### Recorded data

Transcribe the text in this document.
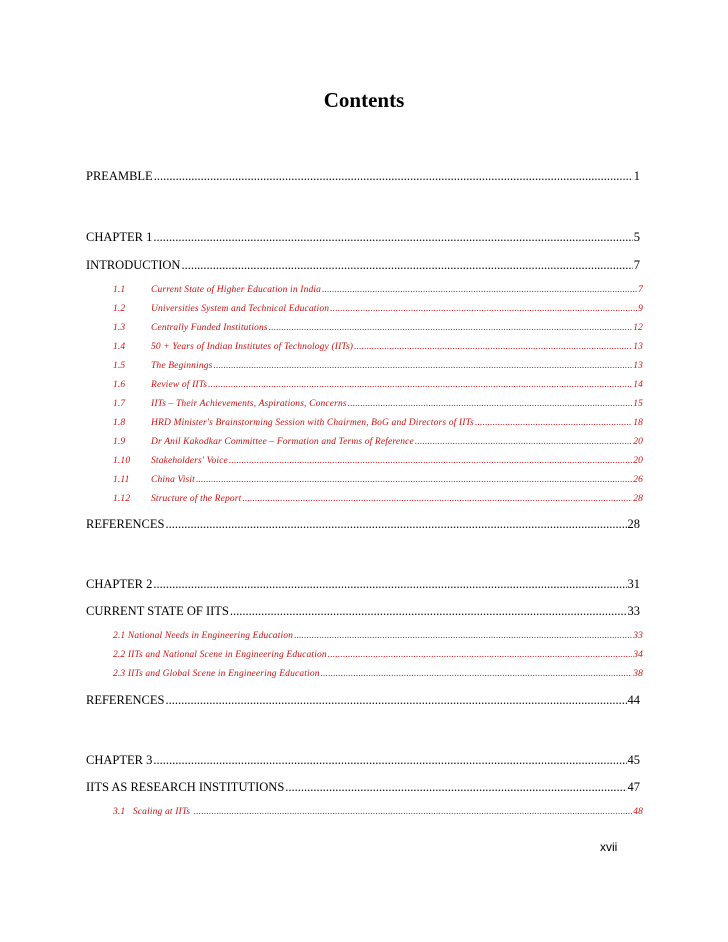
Contents
PREAMBLE .....	1
CHAPTER 1 .....	5
INTRODUCTION .....	7
1.1	Current State of Higher Education in India .....	7
1.2	Universities System and Technical Education .....	9
1.3	Centrally Funded Institutions .....	12
1.4	50 + Years of Indian Institutes of Technology (IITs) .....	13
1.5	The Beginnings .....	13
1.6	Review of IITs .....	14
1.7	IITs – Their Achievements, Aspirations, Concerns .....	15
1.8	HRD Minister's Brainstorming Session with Chairmen, BoG and Directors of IITs .....	18
1.9	Dr Anil Kakodkar Committee – Formation and Terms of Reference .....	20
1.10	Stakeholders' Voice .....	20
1.11	China Visit .....	26
1.12	Structure of the Report .....	28
REFERENCES .....	28
CHAPTER 2 .....	31
CURRENT STATE OF IITS .....	33
2.1 National Needs in Engineering Education .....	33
2.2 IITs and National Scene in Engineering Education .....	34
2.3 IITs and Global Scene in Engineering Education .....	38
REFERENCES .....	44
CHAPTER 3 .....	45
IITS AS RESEARCH INSTITUTIONS .....	47
3.1 Scaling at IITs .....	48
xvii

######

[Set task] Print each record exactly as it stands, leaving the images out.

[Result of the task]
Transcribe the text in this document.
Contents
PREAMBLE .....	1
CHAPTER 1 .....	5
INTRODUCTION .....	7
1.1	Current State of Higher Education in India .....	7
1.2	Universities System and Technical Education .....	9
1.3	Centrally Funded Institutions .....	12
1.4	50 + Years of Indian Institutes of Technology (IITs) .....	13
1.5	The Beginnings .....	13
1.6	Review of IITs .....	14
1.7	IITs – Their Achievements, Aspirations, Concerns .....	15
1.8	HRD Minister's Brainstorming Session with Chairmen, BoG and Directors of IITs .....	18
1.9	Dr Anil Kakodkar Committee – Formation and Terms of Reference .....	20
1.10	Stakeholders' Voice .....	20
1.11	China Visit .....	26
1.12	Structure of the Report .....	28
REFERENCES .....	28
CHAPTER 2 .....	31
CURRENT STATE OF IITS .....	33
2.1 National Needs in Engineering Education .....	33
2.2 IITs and National Scene in Engineering Education .....	34
2.3 IITs and Global Scene in Engineering Education .....	38
REFERENCES .....	44
CHAPTER 3 .....	45
IITS AS RESEARCH INSTITUTIONS .....	47
3.1 Scaling at IITs .....	48
xvii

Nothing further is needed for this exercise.